Given problem - Below is the data. Give it again, complete and exact.

[Dataset items]
----------------
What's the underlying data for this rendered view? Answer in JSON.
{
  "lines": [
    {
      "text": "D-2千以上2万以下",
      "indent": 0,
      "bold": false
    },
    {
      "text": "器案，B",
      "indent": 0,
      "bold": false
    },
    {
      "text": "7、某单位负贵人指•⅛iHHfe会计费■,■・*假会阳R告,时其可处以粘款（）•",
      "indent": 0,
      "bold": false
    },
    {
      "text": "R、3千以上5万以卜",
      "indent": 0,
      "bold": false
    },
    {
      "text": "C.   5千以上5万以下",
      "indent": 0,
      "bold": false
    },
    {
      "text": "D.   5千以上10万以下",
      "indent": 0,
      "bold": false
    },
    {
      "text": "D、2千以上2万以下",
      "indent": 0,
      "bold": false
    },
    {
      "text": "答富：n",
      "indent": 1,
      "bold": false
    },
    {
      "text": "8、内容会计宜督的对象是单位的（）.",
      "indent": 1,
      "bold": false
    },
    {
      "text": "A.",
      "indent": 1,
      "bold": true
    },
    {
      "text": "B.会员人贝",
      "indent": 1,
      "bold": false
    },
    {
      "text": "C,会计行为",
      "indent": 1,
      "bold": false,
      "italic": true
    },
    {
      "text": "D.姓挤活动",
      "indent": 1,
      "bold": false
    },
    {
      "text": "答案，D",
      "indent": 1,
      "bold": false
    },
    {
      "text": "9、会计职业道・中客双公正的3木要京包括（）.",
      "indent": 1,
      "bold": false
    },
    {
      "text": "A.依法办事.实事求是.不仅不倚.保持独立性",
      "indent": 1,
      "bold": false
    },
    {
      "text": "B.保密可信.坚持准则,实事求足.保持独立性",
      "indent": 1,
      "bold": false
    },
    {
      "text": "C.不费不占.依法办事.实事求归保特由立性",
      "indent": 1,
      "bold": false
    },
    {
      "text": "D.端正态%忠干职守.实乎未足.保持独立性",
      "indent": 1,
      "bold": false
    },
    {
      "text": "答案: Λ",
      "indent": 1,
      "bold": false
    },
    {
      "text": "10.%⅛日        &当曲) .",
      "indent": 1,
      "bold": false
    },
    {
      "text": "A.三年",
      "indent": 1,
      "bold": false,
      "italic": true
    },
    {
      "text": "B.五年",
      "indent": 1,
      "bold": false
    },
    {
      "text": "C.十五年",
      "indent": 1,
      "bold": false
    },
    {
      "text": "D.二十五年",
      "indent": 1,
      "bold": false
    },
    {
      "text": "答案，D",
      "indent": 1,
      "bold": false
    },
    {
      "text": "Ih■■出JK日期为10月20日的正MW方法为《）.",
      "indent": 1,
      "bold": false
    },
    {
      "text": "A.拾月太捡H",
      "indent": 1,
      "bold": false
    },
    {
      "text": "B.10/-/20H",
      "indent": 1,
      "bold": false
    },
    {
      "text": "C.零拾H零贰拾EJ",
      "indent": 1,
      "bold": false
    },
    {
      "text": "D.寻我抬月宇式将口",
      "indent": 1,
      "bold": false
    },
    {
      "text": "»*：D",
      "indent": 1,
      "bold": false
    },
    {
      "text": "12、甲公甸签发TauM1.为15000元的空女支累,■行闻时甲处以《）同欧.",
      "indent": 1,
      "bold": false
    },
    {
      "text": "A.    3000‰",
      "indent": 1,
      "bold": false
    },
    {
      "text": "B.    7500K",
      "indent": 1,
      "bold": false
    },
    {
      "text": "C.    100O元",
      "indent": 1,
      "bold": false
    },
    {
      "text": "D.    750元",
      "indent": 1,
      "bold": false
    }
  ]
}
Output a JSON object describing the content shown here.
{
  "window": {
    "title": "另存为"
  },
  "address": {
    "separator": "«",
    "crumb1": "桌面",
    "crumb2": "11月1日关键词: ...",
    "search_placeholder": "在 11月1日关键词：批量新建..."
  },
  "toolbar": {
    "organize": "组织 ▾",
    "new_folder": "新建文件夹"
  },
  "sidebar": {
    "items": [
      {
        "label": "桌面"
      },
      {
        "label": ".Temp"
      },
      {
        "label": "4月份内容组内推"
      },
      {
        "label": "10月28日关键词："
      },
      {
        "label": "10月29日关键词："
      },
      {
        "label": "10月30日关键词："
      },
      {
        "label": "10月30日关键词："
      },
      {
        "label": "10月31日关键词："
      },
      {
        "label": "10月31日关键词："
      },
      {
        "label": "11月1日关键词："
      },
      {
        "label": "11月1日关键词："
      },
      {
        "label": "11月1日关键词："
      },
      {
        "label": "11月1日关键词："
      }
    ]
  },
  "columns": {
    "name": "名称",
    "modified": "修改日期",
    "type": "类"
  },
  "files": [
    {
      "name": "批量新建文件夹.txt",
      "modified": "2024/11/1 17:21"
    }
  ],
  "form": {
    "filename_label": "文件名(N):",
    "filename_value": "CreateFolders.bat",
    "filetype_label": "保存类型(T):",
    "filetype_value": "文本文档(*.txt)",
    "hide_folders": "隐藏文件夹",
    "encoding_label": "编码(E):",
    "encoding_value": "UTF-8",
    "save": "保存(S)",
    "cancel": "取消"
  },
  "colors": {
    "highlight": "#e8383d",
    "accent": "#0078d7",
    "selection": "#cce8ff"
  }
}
----------------
Problem solution -
What's the underlying data for this rendered view? Answer in JSON.
{
  "lines": [
    {
      "text": "D-2千以上2万以下",
      "indent": 0,
      "bold": false
    },
    {
      "text": "器案，B",
      "indent": 0,
      "bold": false
    },
    {
      "text": "7、某单位负贵人指•⅛iHHfe会计费■,■・*假会阳R告,时其可处以粘款（）•",
      "indent": 0,
      "bold": false
    },
    {
      "text": "R、3千以上5万以卜",
      "indent": 0,
      "bold": false
    },
    {
      "text": "C.   5千以上5万以下",
      "indent": 0,
      "bold": false
    },
    {
      "text": "D.   5千以上10万以下",
      "indent": 0,
      "bold": false
    },
    {
      "text": "D、2千以上2万以下",
      "indent": 0,
      "bold": false
    },
    {
      "text": "答富：n",
      "indent": 1,
      "bold": false
    },
    {
      "text": "8、内容会计宜督的对象是单位的（）.",
      "indent": 1,
      "bold": false
    },
    {
      "text": "A.",
      "indent": 1,
      "bold": true
    },
    {
      "text": "B.会员人贝",
      "indent": 1,
      "bold": false
    },
    {
      "text": "C,会计行为",
      "indent": 1,
      "bold": false,
      "italic": true
    },
    {
      "text": "D.姓挤活动",
      "indent": 1,
      "bold": false
    },
    {
      "text": "答案，D",
      "indent": 1,
      "bold": false
    },
    {
      "text": "9、会计职业道・中客双公正的3木要京包括（）.",
      "indent": 1,
      "bold": false
    },
    {
      "text": "A.依法办事.实事求是.不仅不倚.保持独立性",
      "indent": 1,
      "bold": false
    },
    {
      "text": "B.保密可信.坚持准则,实事求足.保持独立性",
      "indent": 1,
      "bold": false
    },
    {
      "text": "C.不费不占.依法办事.实事求归保特由立性",
      "indent": 1,
      "bold": false
    },
    {
      "text": "D.端正态%忠干职守.实乎未足.保持独立性",
      "indent": 1,
      "bold": false
    },
    {
      "text": "答案: Λ",
      "indent": 1,
      "bold": false
    },
    {
      "text": "10.%⅛日        &当曲) .",
      "indent": 1,
      "bold": false
    },
    {
      "text": "A.三年",
      "indent": 1,
      "bold": false,
      "italic": true
    },
    {
      "text": "B.五年",
      "indent": 1,
      "bold": false
    },
    {
      "text": "C.十五年",
      "indent": 1,
      "bold": false
    },
    {
      "text": "D.二十五年",
      "indent": 1,
      "bold": false
    },
    {
      "text": "答案，D",
      "indent": 1,
      "bold": false
    },
    {
      "text": "Ih■■出JK日期为10月20日的正MW方法为《）.",
      "indent": 1,
      "bold": false
    },
    {
      "text": "A.拾月太捡H",
      "indent": 1,
      "bold": false
    },
    {
      "text": "B.10/-/20H",
      "indent": 1,
      "bold": false
    },
    {
      "text": "C.零拾H零贰拾EJ",
      "indent": 1,
      "bold": false
    },
    {
      "text": "D.寻我抬月宇式将口",
      "indent": 1,
      "bold": false
    },
    {
      "text": "»*：D",
      "indent": 1,
      "bold": false
    },
    {
      "text": "12、甲公甸签发TauM1.为15000元的空女支累,■行闻时甲处以《）同欧.",
      "indent": 1,
      "bold": false
    },
    {
      "text": "A.    3000‰",
      "indent": 1,
      "bold": false
    },
    {
      "text": "B.    7500K",
      "indent": 1,
      "bold": false
    },
    {
      "text": "C.    100O元",
      "indent": 1,
      "bold": false
    },
    {
      "text": "D.    750元",
      "indent": 1,
      "bold": false
    }
  ]
}
Output a JSON object describing the content shown here.
{
  "window": {
    "title": "另存为"
  },
  "address": {
    "separator": "«",
    "crumb1": "桌面",
    "crumb2": "11月1日关键词: ...",
    "search_placeholder": "在 11月1日关键词：批量新建..."
  },
  "toolbar": {
    "organize": "组织 ▾",
    "new_folder": "新建文件夹"
  },
  "sidebar": {
    "items": [
      {
        "label": "桌面"
      },
      {
        "label": ".Temp"
      },
      {
        "label": "4月份内容组内推"
      },
      {
        "label": "10月28日关键词："
      },
      {
        "label": "10月29日关键词："
      },
      {
        "label": "10月30日关键词："
      },
      {
        "label": "10月30日关键词："
      },
      {
        "label": "10月31日关键词："
      },
      {
        "label": "10月31日关键词："
      },
      {
        "label": "11月1日关键词："
      },
      {
        "label": "11月1日关键词："
      },
      {
        "label": "11月1日关键词："
      },
      {
        "label": "11月1日关键词："
      }
    ]
  },
  "columns": {
    "name": "名称",
    "modified": "修改日期",
    "type": "类"
  },
  "files": [
    {
      "name": "批量新建文件夹.txt",
      "modified": "2024/11/1 17:21"
    }
  ],
  "form": {
    "filename_label": "文件名(N):",
    "filename_value": "CreateFolders.bat",
    "filetype_label": "保存类型(T):",
    "filetype_value": "文本文档(*.txt)",
    "hide_folders": "隐藏文件夹",
    "encoding_label": "编码(E):",
    "encoding_value": "UTF-8",
    "save": "保存(S)",
    "cancel": "取消"
  },
  "colors": {
    "highlight": "#e8383d",
    "accent": "#0078d7",
    "selection": "#cce8ff"
  }
}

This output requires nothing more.